>> Start Material supplied

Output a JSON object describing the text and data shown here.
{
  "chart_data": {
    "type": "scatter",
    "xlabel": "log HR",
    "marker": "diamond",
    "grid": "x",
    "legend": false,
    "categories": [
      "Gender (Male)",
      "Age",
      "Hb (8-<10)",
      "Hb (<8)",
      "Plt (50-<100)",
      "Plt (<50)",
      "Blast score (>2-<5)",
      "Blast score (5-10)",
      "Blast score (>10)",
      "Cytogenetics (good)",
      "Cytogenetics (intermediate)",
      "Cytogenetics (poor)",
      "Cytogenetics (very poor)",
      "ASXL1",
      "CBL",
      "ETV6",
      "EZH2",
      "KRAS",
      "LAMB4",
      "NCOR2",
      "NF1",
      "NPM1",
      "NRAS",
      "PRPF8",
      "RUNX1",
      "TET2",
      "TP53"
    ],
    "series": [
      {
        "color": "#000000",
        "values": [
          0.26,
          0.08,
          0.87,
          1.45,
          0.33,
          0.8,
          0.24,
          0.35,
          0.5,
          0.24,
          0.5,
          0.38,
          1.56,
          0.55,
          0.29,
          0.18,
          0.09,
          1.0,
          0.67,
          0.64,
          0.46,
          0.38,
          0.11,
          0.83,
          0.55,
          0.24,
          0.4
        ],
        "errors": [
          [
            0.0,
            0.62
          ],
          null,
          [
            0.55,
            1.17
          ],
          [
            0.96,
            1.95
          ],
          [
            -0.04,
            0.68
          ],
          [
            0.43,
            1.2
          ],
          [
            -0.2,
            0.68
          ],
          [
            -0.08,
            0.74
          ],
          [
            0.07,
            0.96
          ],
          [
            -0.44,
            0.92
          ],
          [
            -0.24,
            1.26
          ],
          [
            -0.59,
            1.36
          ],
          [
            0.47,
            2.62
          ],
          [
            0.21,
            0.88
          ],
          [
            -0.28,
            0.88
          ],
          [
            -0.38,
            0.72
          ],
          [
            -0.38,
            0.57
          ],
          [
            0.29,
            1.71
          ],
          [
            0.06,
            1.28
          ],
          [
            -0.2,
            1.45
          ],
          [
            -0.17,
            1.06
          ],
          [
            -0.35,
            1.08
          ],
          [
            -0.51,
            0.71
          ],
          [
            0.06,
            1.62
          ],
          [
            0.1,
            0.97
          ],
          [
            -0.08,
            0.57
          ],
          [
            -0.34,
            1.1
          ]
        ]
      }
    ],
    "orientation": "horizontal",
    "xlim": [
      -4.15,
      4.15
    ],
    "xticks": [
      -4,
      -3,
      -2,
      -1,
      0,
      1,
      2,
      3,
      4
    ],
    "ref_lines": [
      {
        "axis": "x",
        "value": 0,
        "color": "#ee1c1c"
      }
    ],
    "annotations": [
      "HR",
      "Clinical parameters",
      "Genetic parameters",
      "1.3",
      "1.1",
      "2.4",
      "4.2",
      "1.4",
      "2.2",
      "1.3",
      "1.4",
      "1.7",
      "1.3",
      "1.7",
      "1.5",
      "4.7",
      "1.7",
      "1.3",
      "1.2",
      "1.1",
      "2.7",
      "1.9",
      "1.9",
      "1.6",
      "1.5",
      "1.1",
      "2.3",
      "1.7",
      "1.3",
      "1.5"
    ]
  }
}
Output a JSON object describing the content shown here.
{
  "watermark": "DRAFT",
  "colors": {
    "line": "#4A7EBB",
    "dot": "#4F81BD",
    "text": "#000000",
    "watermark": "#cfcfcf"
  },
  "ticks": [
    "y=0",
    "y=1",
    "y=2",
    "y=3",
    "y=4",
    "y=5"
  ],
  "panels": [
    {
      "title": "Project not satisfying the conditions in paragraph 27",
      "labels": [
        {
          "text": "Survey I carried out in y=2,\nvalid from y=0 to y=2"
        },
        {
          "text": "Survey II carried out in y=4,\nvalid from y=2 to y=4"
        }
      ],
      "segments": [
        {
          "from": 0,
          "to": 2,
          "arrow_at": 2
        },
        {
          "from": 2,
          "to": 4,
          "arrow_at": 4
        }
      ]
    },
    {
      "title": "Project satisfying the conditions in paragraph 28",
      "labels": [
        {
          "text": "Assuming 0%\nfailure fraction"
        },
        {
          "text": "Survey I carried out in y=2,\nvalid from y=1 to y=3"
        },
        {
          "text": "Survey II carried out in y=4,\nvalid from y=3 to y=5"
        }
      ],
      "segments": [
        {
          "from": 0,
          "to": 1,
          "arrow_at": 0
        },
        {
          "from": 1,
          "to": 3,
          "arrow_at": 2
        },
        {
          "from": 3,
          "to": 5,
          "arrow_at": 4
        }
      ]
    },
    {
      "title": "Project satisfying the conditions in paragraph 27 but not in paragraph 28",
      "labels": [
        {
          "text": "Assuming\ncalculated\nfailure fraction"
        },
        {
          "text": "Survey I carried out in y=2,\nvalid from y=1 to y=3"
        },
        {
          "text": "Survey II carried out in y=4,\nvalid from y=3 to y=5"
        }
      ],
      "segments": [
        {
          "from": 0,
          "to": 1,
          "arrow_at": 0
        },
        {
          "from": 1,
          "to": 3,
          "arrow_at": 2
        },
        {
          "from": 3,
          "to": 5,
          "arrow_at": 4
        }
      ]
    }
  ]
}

>> End Material supplied

Instructions for the task — Nothing in the listing may be changed; retype it all exactly.

Result of this task —
Output a JSON object describing the text and data shown here.
{
  "chart_data": {
    "type": "scatter",
    "xlabel": "log HR",
    "marker": "diamond",
    "grid": "x",
    "legend": false,
    "categories": [
      "Gender (Male)",
      "Age",
      "Hb (8-<10)",
      "Hb (<8)",
      "Plt (50-<100)",
      "Plt (<50)",
      "Blast score (>2-<5)",
      "Blast score (5-10)",
      "Blast score (>10)",
      "Cytogenetics (good)",
      "Cytogenetics (intermediate)",
      "Cytogenetics (poor)",
      "Cytogenetics (very poor)",
      "ASXL1",
      "CBL",
      "ETV6",
      "EZH2",
      "KRAS",
      "LAMB4",
      "NCOR2",
      "NF1",
      "NPM1",
      "NRAS",
      "PRPF8",
      "RUNX1",
      "TET2",
      "TP53"
    ],
    "series": [
      {
        "color": "#000000",
        "values": [
          0.26,
          0.08,
          0.87,
          1.45,
          0.33,
          0.8,
          0.24,
          0.35,
          0.5,
          0.24,
          0.5,
          0.38,
          1.56,
          0.55,
          0.29,
          0.18,
          0.09,
          1.0,
          0.67,
          0.64,
          0.46,
          0.38,
          0.11,
          0.83,
          0.55,
          0.24,
          0.4
        ],
        "errors": [
          [
            0.0,
            0.62
          ],
          null,
          [
            0.55,
            1.17
          ],
          [
            0.96,
            1.95
          ],
          [
            -0.04,
            0.68
          ],
          [
            0.43,
            1.2
          ],
          [
            -0.2,
            0.68
          ],
          [
            -0.08,
            0.74
          ],
          [
            0.07,
            0.96
          ],
          [
            -0.44,
            0.92
          ],
          [
            -0.24,
            1.26
          ],
          [
            -0.59,
            1.36
          ],
          [
            0.47,
            2.62
          ],
          [
            0.21,
            0.88
          ],
          [
            -0.28,
            0.88
          ],
          [
            -0.38,
            0.72
          ],
          [
            -0.38,
            0.57
          ],
          [
            0.29,
            1.71
          ],
          [
            0.06,
            1.28
          ],
          [
            -0.2,
            1.45
          ],
          [
            -0.17,
            1.06
          ],
          [
            -0.35,
            1.08
          ],
          [
            -0.51,
            0.71
          ],
          [
            0.06,
            1.62
          ],
          [
            0.1,
            0.97
          ],
          [
            -0.08,
            0.57
          ],
          [
            -0.34,
            1.1
          ]
        ]
      }
    ],
    "orientation": "horizontal",
    "xlim": [
      -4.15,
      4.15
    ],
    "xticks": [
      -4,
      -3,
      -2,
      -1,
      0,
      1,
      2,
      3,
      4
    ],
    "ref_lines": [
      {
        "axis": "x",
        "value": 0,
        "color": "#ee1c1c"
      }
    ],
    "annotations": [
      "HR",
      "Clinical parameters",
      "Genetic parameters",
      "1.3",
      "1.1",
      "2.4",
      "4.2",
      "1.4",
      "2.2",
      "1.3",
      "1.4",
      "1.7",
      "1.3",
      "1.7",
      "1.5",
      "4.7",
      "1.7",
      "1.3",
      "1.2",
      "1.1",
      "2.7",
      "1.9",
      "1.9",
      "1.6",
      "1.5",
      "1.1",
      "2.3",
      "1.7",
      "1.3",
      "1.5"
    ]
  }
}
Output a JSON object describing the content shown here.
{
  "watermark": "DRAFT",
  "colors": {
    "line": "#4A7EBB",
    "dot": "#4F81BD",
    "text": "#000000",
    "watermark": "#cfcfcf"
  },
  "ticks": [
    "y=0",
    "y=1",
    "y=2",
    "y=3",
    "y=4",
    "y=5"
  ],
  "panels": [
    {
      "title": "Project not satisfying the conditions in paragraph 27",
      "labels": [
        {
          "text": "Survey I carried out in y=2,\nvalid from y=0 to y=2"
        },
        {
          "text": "Survey II carried out in y=4,\nvalid from y=2 to y=4"
        }
      ],
      "segments": [
        {
          "from": 0,
          "to": 2,
          "arrow_at": 2
        },
        {
          "from": 2,
          "to": 4,
          "arrow_at": 4
        }
      ]
    },
    {
      "title": "Project satisfying the conditions in paragraph 28",
      "labels": [
        {
          "text": "Assuming 0%\nfailure fraction"
        },
        {
          "text": "Survey I carried out in y=2,\nvalid from y=1 to y=3"
        },
        {
          "text": "Survey II carried out in y=4,\nvalid from y=3 to y=5"
        }
      ],
      "segments": [
        {
          "from": 0,
          "to": 1,
          "arrow_at": 0
        },
        {
          "from": 1,
          "to": 3,
          "arrow_at": 2
        },
        {
          "from": 3,
          "to": 5,
          "arrow_at": 4
        }
      ]
    },
    {
      "title": "Project satisfying the conditions in paragraph 27 but not in paragraph 28",
      "labels": [
        {
          "text": "Assuming\ncalculated\nfailure fraction"
        },
        {
          "text": "Survey I carried out in y=2,\nvalid from y=1 to y=3"
        },
        {
          "text": "Survey II carried out in y=4,\nvalid from y=3 to y=5"
        }
      ],
      "segments": [
        {
          "from": 0,
          "to": 1,
          "arrow_at": 0
        },
        {
          "from": 1,
          "to": 3,
          "arrow_at": 2
        },
        {
          "from": 3,
          "to": 5,
          "arrow_at": 4
        }
      ]
    }
  ]
}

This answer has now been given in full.